— START —

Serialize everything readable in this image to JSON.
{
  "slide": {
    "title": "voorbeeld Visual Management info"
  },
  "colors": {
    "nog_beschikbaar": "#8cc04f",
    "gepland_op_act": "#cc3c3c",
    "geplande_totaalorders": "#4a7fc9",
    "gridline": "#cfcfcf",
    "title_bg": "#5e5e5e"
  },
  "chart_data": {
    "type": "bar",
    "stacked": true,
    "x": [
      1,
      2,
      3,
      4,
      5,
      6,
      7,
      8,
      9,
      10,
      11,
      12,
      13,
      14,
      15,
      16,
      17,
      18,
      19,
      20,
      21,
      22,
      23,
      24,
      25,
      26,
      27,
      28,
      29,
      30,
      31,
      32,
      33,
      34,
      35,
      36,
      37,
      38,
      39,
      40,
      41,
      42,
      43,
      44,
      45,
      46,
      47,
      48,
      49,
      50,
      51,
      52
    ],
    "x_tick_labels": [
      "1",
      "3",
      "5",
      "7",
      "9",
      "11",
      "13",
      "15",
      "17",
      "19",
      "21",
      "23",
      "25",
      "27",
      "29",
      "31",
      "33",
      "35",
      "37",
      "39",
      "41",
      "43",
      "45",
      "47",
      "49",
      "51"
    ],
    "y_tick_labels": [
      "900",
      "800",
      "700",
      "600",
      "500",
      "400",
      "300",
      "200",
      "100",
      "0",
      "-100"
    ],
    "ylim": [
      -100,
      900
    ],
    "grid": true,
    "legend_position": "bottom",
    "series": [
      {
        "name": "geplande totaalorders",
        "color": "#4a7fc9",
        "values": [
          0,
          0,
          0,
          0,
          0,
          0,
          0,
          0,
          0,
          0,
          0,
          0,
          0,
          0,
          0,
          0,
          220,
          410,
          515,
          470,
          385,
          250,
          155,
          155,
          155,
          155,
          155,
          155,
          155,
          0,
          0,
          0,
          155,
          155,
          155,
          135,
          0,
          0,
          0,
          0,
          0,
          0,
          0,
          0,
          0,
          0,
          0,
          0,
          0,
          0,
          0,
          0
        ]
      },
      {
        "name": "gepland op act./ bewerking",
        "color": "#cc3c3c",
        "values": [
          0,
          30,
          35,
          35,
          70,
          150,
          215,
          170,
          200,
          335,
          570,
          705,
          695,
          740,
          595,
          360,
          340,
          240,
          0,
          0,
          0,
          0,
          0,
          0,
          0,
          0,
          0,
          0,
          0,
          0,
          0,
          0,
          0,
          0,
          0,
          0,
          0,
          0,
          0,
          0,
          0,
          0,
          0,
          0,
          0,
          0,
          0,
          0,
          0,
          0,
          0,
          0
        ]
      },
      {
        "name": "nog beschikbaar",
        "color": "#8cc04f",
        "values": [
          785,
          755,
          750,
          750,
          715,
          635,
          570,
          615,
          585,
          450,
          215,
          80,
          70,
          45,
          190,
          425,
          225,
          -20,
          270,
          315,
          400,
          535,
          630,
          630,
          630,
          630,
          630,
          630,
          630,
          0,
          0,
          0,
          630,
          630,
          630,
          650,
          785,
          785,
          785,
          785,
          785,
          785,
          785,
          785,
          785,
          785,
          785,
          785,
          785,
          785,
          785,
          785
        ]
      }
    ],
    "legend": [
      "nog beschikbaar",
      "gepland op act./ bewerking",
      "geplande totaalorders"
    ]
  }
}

— END —

Return all the data exactly as given.

Serialize everything readable in this image to JSON.
{
  "slide": {
    "title": "voorbeeld Visual Management info"
  },
  "colors": {
    "nog_beschikbaar": "#8cc04f",
    "gepland_op_act": "#cc3c3c",
    "geplande_totaalorders": "#4a7fc9",
    "gridline": "#cfcfcf",
    "title_bg": "#5e5e5e"
  },
  "chart_data": {
    "type": "bar",
    "stacked": true,
    "x": [
      1,
      2,
      3,
      4,
      5,
      6,
      7,
      8,
      9,
      10,
      11,
      12,
      13,
      14,
      15,
      16,
      17,
      18,
      19,
      20,
      21,
      22,
      23,
      24,
      25,
      26,
      27,
      28,
      29,
      30,
      31,
      32,
      33,
      34,
      35,
      36,
      37,
      38,
      39,
      40,
      41,
      42,
      43,
      44,
      45,
      46,
      47,
      48,
      49,
      50,
      51,
      52
    ],
    "x_tick_labels": [
      "1",
      "3",
      "5",
      "7",
      "9",
      "11",
      "13",
      "15",
      "17",
      "19",
      "21",
      "23",
      "25",
      "27",
      "29",
      "31",
      "33",
      "35",
      "37",
      "39",
      "41",
      "43",
      "45",
      "47",
      "49",
      "51"
    ],
    "y_tick_labels": [
      "900",
      "800",
      "700",
      "600",
      "500",
      "400",
      "300",
      "200",
      "100",
      "0",
      "-100"
    ],
    "ylim": [
      -100,
      900
    ],
    "grid": true,
    "legend_position": "bottom",
    "series": [
      {
        "name": "geplande totaalorders",
        "color": "#4a7fc9",
        "values": [
          0,
          0,
          0,
          0,
          0,
          0,
          0,
          0,
          0,
          0,
          0,
          0,
          0,
          0,
          0,
          0,
          220,
          410,
          515,
          470,
          385,
          250,
          155,
          155,
          155,
          155,
          155,
          155,
          155,
          0,
          0,
          0,
          155,
          155,
          155,
          135,
          0,
          0,
          0,
          0,
          0,
          0,
          0,
          0,
          0,
          0,
          0,
          0,
          0,
          0,
          0,
          0
        ]
      },
      {
        "name": "gepland op act./ bewerking",
        "color": "#cc3c3c",
        "values": [
          0,
          30,
          35,
          35,
          70,
          150,
          215,
          170,
          200,
          335,
          570,
          705,
          695,
          740,
          595,
          360,
          340,
          240,
          0,
          0,
          0,
          0,
          0,
          0,
          0,
          0,
          0,
          0,
          0,
          0,
          0,
          0,
          0,
          0,
          0,
          0,
          0,
          0,
          0,
          0,
          0,
          0,
          0,
          0,
          0,
          0,
          0,
          0,
          0,
          0,
          0,
          0
        ]
      },
      {
        "name": "nog beschikbaar",
        "color": "#8cc04f",
        "values": [
          785,
          755,
          750,
          750,
          715,
          635,
          570,
          615,
          585,
          450,
          215,
          80,
          70,
          45,
          190,
          425,
          225,
          -20,
          270,
          315,
          400,
          535,
          630,
          630,
          630,
          630,
          630,
          630,
          630,
          0,
          0,
          0,
          630,
          630,
          630,
          650,
          785,
          785,
          785,
          785,
          785,
          785,
          785,
          785,
          785,
          785,
          785,
          785,
          785,
          785,
          785,
          785
        ]
      }
    ],
    "legend": [
      "nog beschikbaar",
      "gepland op act./ bewerking",
      "geplande totaalorders"
    ]
  }
}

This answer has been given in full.